EXERCISE INSTRUCTIONS | Report the number of lines in these entries that contain "JSON". Write only the number.

⟨

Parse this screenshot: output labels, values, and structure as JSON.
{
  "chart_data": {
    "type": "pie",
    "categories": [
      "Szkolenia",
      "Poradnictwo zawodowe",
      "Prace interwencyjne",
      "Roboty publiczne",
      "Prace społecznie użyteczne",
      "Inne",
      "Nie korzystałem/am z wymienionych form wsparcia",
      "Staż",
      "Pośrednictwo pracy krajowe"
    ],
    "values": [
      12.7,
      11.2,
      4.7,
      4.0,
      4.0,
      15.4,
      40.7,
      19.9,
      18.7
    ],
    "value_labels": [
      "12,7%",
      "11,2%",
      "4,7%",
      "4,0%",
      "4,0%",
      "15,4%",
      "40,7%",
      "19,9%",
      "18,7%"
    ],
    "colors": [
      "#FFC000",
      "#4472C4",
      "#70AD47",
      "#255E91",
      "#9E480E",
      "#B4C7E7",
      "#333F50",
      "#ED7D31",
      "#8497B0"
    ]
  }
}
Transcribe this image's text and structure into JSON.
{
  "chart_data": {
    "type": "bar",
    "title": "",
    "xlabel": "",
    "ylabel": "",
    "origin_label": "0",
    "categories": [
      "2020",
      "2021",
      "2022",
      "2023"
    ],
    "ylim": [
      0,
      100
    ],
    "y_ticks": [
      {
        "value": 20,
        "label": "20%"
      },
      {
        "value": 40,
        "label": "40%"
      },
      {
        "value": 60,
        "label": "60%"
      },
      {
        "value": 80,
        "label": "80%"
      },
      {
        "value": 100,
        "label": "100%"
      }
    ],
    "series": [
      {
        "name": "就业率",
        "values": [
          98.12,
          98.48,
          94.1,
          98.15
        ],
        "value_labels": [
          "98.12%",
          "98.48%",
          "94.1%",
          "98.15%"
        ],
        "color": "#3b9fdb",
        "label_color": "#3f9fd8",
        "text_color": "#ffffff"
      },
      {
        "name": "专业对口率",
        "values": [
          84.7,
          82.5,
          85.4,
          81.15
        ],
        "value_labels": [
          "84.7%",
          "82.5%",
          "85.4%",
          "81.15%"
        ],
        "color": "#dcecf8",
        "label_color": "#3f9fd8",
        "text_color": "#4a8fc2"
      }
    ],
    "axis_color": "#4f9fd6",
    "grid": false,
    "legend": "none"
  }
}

⟩

TASK RESPONSE | 2